(Dataset entries)

## Begin

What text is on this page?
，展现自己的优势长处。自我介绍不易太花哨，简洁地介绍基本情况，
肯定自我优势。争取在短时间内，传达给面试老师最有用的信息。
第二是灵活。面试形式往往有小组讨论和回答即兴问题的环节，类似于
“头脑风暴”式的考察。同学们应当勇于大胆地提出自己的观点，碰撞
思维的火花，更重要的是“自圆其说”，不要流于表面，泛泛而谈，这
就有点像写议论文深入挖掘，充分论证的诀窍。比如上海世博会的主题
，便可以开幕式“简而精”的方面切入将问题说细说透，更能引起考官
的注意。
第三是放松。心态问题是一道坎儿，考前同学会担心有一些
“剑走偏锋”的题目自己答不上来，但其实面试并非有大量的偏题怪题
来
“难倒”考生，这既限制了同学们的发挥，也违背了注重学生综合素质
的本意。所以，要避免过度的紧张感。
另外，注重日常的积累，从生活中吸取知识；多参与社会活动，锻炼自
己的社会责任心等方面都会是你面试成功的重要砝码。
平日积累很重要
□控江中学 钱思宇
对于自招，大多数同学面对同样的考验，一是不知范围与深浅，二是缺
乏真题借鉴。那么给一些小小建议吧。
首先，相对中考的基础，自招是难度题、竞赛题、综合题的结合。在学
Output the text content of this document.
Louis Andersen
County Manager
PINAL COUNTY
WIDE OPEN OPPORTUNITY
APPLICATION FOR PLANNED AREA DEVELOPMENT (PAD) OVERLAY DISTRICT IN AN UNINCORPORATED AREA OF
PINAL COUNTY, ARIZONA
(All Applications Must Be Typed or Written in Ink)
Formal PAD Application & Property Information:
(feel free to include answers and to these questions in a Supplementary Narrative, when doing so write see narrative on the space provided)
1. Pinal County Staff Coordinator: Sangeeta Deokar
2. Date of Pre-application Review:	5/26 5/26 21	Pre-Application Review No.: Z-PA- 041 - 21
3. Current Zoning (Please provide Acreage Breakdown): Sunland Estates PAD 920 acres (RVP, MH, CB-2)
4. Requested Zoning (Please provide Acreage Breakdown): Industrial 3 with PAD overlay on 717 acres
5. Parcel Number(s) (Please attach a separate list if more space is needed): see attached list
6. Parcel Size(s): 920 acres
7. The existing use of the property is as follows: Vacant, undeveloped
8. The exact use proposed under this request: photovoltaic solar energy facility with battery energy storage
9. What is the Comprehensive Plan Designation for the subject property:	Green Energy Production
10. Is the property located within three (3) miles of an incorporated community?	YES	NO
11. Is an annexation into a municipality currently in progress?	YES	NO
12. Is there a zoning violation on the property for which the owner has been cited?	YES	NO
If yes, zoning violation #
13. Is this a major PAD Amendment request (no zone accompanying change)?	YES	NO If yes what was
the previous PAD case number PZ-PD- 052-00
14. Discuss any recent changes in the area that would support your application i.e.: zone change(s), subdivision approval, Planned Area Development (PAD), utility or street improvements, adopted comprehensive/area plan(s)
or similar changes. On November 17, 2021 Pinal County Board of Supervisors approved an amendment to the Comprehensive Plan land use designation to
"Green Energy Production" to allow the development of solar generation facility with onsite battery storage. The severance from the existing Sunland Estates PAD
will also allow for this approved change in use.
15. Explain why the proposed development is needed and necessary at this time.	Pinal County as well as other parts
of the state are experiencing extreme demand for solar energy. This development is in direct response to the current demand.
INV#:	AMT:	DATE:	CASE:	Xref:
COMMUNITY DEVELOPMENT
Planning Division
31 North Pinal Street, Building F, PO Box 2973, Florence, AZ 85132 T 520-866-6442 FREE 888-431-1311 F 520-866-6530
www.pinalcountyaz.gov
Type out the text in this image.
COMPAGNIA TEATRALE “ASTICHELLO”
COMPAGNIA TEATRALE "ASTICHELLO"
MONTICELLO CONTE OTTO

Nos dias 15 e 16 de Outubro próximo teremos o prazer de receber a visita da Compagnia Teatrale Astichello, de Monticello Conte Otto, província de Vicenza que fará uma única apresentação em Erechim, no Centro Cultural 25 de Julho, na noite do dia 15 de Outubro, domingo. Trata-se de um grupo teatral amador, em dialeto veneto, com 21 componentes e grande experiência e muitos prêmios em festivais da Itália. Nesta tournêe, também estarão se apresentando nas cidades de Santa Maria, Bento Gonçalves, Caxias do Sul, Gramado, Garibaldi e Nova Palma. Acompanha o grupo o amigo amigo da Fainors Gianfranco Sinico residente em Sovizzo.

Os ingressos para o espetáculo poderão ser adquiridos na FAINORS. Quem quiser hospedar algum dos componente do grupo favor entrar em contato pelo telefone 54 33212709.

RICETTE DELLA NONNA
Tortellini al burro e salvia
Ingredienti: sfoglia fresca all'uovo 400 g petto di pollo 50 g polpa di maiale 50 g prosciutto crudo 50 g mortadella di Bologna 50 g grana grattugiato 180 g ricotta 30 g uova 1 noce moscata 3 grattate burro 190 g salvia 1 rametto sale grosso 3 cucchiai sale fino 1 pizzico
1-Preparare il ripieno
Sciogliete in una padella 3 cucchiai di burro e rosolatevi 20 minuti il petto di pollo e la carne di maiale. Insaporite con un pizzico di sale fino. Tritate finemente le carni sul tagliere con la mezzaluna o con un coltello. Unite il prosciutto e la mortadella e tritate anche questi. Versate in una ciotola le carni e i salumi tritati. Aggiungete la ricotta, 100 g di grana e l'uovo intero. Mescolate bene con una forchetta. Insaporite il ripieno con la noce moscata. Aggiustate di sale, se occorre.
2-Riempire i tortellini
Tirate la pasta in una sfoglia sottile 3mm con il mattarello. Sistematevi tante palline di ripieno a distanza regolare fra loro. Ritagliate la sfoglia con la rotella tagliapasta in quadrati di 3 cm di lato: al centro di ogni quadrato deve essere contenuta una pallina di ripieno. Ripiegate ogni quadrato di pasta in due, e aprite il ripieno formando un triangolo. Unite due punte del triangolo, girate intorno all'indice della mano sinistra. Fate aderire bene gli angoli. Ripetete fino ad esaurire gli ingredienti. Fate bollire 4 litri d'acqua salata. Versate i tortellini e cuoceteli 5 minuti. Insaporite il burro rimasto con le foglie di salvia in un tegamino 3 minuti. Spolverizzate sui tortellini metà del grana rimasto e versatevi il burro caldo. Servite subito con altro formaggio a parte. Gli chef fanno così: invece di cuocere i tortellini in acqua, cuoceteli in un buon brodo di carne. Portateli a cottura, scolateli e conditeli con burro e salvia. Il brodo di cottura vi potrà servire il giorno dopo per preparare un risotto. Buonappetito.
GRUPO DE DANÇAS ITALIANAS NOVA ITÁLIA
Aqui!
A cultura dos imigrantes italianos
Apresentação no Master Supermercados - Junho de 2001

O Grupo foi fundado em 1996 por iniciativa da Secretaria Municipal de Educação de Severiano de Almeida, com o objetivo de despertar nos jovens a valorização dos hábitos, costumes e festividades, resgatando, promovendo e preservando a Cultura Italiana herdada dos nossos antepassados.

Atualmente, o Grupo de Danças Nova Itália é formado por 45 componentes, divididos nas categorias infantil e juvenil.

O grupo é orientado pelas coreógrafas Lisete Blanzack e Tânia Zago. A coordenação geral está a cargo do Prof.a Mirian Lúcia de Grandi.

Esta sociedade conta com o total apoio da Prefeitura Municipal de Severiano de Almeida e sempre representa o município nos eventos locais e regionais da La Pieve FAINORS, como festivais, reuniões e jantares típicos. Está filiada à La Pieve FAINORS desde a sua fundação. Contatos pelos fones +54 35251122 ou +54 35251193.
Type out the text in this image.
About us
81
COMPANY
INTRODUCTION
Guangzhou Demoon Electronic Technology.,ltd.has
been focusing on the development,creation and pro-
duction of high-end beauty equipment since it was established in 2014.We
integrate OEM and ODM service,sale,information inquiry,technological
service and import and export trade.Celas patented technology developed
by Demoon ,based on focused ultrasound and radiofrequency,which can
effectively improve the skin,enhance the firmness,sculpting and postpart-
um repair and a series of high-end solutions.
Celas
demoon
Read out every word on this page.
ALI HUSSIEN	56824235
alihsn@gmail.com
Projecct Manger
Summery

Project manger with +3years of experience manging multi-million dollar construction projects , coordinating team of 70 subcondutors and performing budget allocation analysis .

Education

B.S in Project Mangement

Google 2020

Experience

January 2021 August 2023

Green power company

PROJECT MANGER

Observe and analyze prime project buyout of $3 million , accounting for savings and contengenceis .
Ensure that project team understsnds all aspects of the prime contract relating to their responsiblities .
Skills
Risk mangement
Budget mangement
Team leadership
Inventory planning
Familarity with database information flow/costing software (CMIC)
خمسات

## End

Instructions for the task:
Which lines include "Estates"? Copy each of them out.

Problem solution:
3. Current Zoning (Please provide Acreage Breakdown): Sunland Estates PAD 920 acres (RVP, MH, CB-2)
"Green Energy Production" to allow the development of solar generation facility with onsite battery storage. The severance from the existing Sunland Estates PAD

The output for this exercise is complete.